> _Written problem_
Pull out all lines from the listing below in which the word "CANCEL" appears.

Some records
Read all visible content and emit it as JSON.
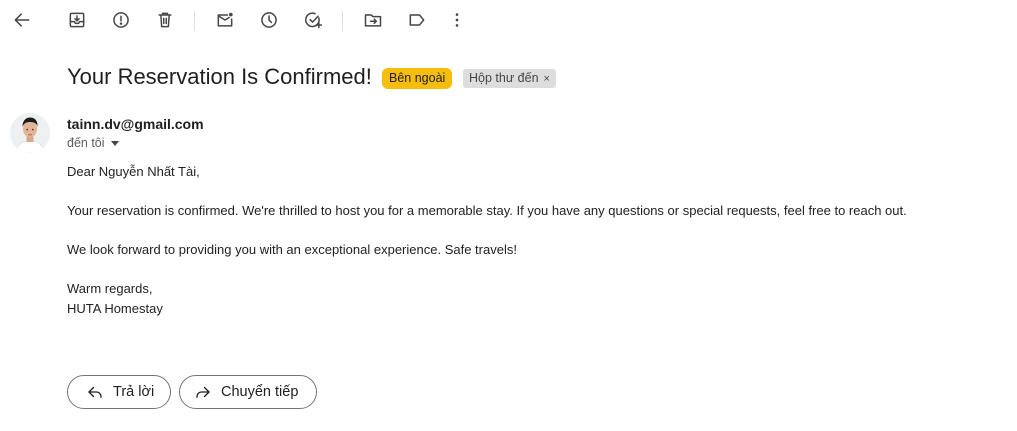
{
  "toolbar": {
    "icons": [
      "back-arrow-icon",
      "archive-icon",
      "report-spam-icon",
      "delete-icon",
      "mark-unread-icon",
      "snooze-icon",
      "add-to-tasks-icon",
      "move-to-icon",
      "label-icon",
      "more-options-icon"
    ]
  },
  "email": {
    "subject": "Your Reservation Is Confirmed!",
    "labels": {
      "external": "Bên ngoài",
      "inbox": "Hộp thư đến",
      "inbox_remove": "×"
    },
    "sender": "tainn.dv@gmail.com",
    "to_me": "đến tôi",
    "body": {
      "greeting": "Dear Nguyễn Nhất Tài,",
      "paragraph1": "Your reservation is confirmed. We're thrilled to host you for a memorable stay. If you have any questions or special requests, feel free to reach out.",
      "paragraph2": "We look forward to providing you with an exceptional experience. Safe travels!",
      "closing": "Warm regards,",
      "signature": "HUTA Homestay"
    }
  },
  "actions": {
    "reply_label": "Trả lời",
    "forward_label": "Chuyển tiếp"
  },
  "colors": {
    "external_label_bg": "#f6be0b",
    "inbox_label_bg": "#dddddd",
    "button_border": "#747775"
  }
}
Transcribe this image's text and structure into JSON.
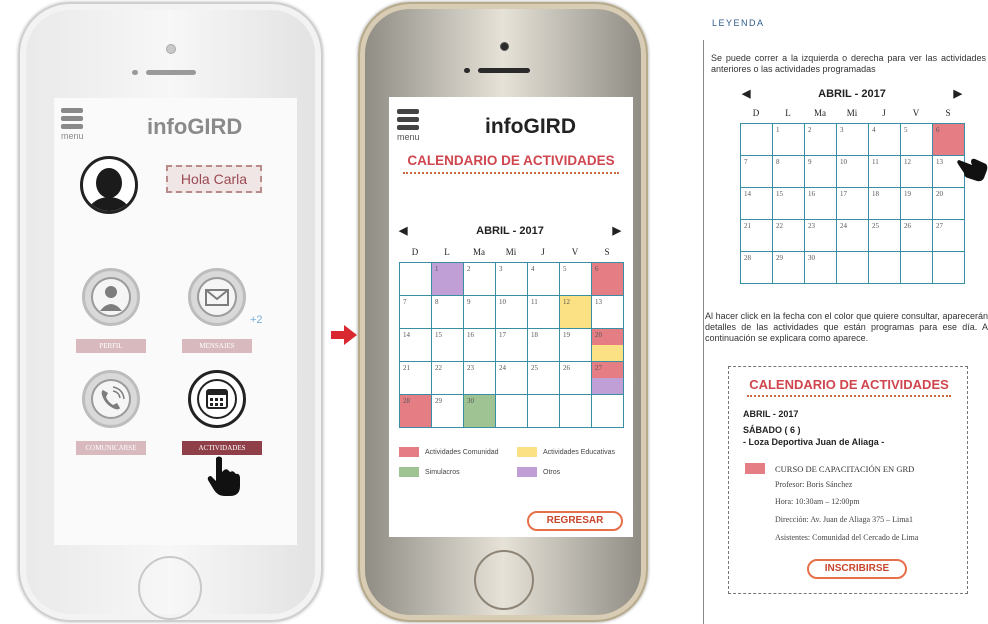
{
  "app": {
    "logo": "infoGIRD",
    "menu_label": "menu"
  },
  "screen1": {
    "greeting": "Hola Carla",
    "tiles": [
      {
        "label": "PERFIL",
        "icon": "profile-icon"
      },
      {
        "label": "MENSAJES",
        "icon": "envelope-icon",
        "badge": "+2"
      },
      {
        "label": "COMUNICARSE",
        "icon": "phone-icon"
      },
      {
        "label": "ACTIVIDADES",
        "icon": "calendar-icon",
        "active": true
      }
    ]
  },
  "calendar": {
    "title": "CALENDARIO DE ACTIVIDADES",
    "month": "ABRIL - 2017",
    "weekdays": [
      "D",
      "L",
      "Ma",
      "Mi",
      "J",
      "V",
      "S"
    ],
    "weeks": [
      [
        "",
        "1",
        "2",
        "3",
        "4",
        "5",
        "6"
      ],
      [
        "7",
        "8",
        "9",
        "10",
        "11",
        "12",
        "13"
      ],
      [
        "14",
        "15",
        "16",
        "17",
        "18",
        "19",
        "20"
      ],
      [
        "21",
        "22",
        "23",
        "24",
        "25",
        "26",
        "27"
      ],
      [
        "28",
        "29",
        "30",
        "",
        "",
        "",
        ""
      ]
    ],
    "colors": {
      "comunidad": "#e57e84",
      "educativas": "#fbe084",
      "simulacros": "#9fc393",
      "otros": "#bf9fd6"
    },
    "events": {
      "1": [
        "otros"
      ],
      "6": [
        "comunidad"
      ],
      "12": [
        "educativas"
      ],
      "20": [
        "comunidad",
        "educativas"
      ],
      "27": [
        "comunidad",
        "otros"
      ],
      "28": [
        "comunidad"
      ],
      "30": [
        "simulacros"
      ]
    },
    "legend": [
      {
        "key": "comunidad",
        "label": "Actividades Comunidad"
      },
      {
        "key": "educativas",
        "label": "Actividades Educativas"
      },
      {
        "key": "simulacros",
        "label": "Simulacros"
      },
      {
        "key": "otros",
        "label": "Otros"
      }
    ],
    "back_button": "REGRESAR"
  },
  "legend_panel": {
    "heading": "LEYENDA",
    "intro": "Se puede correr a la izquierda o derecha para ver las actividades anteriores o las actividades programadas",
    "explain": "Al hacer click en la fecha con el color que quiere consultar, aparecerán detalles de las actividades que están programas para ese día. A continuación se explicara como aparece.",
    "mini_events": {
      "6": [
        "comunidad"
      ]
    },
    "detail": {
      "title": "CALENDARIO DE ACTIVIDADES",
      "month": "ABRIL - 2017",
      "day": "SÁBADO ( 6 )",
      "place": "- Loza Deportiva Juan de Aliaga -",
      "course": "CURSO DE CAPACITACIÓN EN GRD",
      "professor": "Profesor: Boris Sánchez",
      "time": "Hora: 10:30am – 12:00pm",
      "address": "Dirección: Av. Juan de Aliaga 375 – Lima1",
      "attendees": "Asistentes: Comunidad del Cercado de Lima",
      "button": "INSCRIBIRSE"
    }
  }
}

...

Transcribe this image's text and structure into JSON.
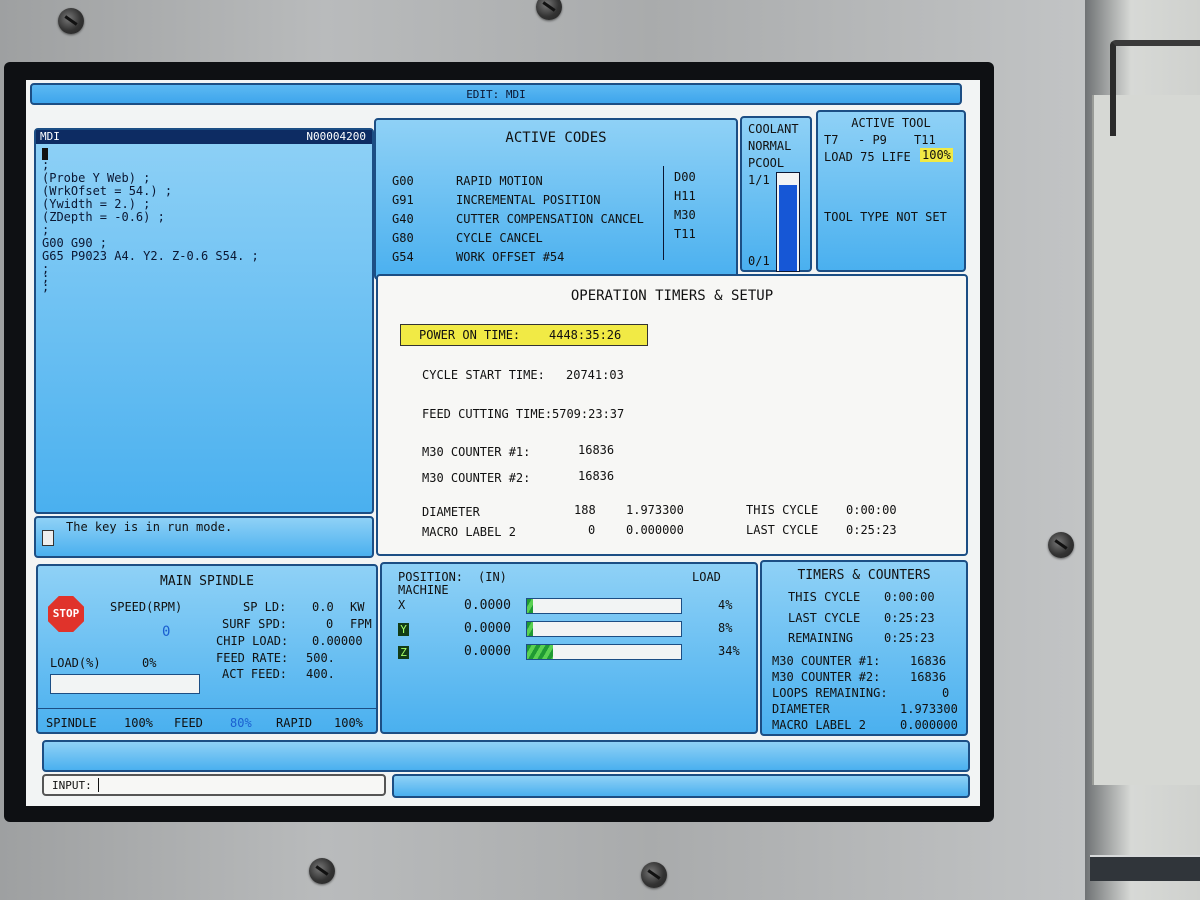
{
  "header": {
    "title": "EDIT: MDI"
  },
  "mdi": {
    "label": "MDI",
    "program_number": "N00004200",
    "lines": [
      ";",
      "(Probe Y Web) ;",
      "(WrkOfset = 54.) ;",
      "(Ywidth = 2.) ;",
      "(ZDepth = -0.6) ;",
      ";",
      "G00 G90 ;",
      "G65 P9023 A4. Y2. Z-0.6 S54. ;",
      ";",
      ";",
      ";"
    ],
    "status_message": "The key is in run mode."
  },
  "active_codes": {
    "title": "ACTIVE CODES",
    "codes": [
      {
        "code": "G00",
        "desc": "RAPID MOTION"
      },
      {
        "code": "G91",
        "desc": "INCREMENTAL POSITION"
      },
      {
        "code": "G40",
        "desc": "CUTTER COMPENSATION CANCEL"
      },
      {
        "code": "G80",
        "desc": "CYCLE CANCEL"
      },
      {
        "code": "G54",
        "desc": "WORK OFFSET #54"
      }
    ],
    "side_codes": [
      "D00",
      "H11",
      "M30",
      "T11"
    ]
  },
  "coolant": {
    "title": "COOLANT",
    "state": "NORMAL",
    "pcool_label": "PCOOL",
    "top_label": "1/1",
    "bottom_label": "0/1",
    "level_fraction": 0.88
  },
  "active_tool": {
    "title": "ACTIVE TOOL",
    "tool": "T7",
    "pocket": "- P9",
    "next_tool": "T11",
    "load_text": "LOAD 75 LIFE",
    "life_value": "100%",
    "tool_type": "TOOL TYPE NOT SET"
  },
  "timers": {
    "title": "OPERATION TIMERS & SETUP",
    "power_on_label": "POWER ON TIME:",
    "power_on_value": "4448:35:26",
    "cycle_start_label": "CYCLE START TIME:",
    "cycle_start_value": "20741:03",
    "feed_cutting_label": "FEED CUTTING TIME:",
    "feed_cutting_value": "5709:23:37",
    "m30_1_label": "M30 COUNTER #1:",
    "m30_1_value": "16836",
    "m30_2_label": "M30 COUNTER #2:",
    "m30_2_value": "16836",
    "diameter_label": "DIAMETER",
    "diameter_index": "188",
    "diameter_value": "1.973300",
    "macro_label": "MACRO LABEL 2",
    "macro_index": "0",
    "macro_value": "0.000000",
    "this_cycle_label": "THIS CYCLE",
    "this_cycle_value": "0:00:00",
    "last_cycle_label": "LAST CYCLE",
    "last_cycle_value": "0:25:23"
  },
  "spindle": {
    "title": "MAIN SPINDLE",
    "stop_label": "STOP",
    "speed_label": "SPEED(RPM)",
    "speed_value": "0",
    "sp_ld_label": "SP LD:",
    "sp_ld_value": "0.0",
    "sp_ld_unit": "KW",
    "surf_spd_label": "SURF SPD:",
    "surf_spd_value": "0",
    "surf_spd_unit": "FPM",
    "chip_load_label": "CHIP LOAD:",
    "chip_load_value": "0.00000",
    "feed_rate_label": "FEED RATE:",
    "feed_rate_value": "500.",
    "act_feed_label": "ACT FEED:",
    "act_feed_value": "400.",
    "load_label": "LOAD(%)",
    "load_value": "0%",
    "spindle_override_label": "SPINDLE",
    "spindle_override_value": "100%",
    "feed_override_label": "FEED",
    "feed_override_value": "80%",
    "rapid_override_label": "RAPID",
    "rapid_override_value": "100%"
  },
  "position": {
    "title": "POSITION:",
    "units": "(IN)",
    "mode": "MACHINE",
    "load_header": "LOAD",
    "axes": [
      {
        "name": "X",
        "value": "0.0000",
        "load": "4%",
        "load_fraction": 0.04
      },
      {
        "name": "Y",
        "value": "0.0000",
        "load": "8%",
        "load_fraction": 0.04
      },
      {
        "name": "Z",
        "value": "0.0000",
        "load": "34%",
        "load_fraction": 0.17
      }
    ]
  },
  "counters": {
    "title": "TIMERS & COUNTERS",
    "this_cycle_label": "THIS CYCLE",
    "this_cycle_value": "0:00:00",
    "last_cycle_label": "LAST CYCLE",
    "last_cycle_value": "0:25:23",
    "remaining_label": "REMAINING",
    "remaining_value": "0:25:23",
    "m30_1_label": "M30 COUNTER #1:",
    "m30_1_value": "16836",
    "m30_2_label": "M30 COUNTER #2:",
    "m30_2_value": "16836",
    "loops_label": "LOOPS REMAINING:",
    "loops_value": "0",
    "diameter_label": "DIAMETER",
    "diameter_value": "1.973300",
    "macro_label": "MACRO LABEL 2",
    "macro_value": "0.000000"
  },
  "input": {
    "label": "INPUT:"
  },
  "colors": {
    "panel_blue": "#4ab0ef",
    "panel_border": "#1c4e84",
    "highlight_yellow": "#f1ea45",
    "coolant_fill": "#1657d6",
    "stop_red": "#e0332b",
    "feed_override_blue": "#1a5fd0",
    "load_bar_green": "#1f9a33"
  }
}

> _Full answer_
        "desc": "CUTTER COMPENSATION CANCEL"
        "desc": "CYCLE CANCEL"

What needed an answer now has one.